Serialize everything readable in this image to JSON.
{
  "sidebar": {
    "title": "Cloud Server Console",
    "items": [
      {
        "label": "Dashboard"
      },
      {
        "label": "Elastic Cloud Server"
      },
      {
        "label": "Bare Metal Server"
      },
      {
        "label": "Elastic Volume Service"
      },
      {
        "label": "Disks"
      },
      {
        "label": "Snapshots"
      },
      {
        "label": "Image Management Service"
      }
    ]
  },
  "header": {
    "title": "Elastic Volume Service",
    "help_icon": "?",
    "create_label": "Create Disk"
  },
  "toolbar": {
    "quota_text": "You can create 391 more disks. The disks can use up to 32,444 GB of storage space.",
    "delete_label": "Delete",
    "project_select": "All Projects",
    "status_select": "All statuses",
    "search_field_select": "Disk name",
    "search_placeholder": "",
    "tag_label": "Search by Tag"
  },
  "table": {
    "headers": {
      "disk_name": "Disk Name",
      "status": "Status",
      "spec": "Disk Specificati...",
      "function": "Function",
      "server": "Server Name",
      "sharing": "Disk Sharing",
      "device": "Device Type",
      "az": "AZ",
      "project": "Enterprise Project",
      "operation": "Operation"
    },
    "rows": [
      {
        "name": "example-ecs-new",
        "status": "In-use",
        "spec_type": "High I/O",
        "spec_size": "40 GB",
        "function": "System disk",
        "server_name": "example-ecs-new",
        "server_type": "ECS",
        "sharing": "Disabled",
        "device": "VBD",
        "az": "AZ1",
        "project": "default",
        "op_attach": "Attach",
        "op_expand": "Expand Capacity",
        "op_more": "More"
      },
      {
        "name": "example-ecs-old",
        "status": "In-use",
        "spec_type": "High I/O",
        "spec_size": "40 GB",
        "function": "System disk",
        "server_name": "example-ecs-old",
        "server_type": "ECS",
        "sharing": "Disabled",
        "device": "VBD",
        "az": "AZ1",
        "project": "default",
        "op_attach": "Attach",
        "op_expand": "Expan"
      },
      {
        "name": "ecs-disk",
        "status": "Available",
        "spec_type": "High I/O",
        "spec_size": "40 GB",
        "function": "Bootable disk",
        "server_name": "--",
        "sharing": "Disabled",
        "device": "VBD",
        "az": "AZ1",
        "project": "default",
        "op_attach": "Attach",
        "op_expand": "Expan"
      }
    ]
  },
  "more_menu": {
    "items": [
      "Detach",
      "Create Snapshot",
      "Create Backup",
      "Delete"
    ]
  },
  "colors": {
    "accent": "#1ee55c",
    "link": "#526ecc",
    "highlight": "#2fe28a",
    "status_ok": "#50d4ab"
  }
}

—————

Given problem
Produce a verbatim transcription of the entries above.

Solution to the problem
Serialize everything readable in this image to JSON.
{
  "sidebar": {
    "title": "Cloud Server Console",
    "items": [
      {
        "label": "Dashboard"
      },
      {
        "label": "Elastic Cloud Server"
      },
      {
        "label": "Bare Metal Server"
      },
      {
        "label": "Elastic Volume Service"
      },
      {
        "label": "Disks"
      },
      {
        "label": "Snapshots"
      },
      {
        "label": "Image Management Service"
      }
    ]
  },
  "header": {
    "title": "Elastic Volume Service",
    "help_icon": "?",
    "create_label": "Create Disk"
  },
  "toolbar": {
    "quota_text": "You can create 391 more disks. The disks can use up to 32,444 GB of storage space.",
    "delete_label": "Delete",
    "project_select": "All Projects",
    "status_select": "All statuses",
    "search_field_select": "Disk name",
    "search_placeholder": "",
    "tag_label": "Search by Tag"
  },
  "table": {
    "headers": {
      "disk_name": "Disk Name",
      "status": "Status",
      "spec": "Disk Specificati...",
      "function": "Function",
      "server": "Server Name",
      "sharing": "Disk Sharing",
      "device": "Device Type",
      "az": "AZ",
      "project": "Enterprise Project",
      "operation": "Operation"
    },
    "rows": [
      {
        "name": "example-ecs-new",
        "status": "In-use",
        "spec_type": "High I/O",
        "spec_size": "40 GB",
        "function": "System disk",
        "server_name": "example-ecs-new",
        "server_type": "ECS",
        "sharing": "Disabled",
        "device": "VBD",
        "az": "AZ1",
        "project": "default",
        "op_attach": "Attach",
        "op_expand": "Expand Capacity",
        "op_more": "More"
      },
      {
        "name": "example-ecs-old",
        "status": "In-use",
        "spec_type": "High I/O",
        "spec_size": "40 GB",
        "function": "System disk",
        "server_name": "example-ecs-old",
        "server_type": "ECS",
        "sharing": "Disabled",
        "device": "VBD",
        "az": "AZ1",
        "project": "default",
        "op_attach": "Attach",
        "op_expand": "Expan"
      },
      {
        "name": "ecs-disk",
        "status": "Available",
        "spec_type": "High I/O",
        "spec_size": "40 GB",
        "function": "Bootable disk",
        "server_name": "--",
        "sharing": "Disabled",
        "device": "VBD",
        "az": "AZ1",
        "project": "default",
        "op_attach": "Attach",
        "op_expand": "Expan"
      }
    ]
  },
  "more_menu": {
    "items": [
      "Detach",
      "Create Snapshot",
      "Create Backup",
      "Delete"
    ]
  },
  "colors": {
    "accent": "#1ee55c",
    "link": "#526ecc",
    "highlight": "#2fe28a",
    "status_ok": "#50d4ab"
  }
}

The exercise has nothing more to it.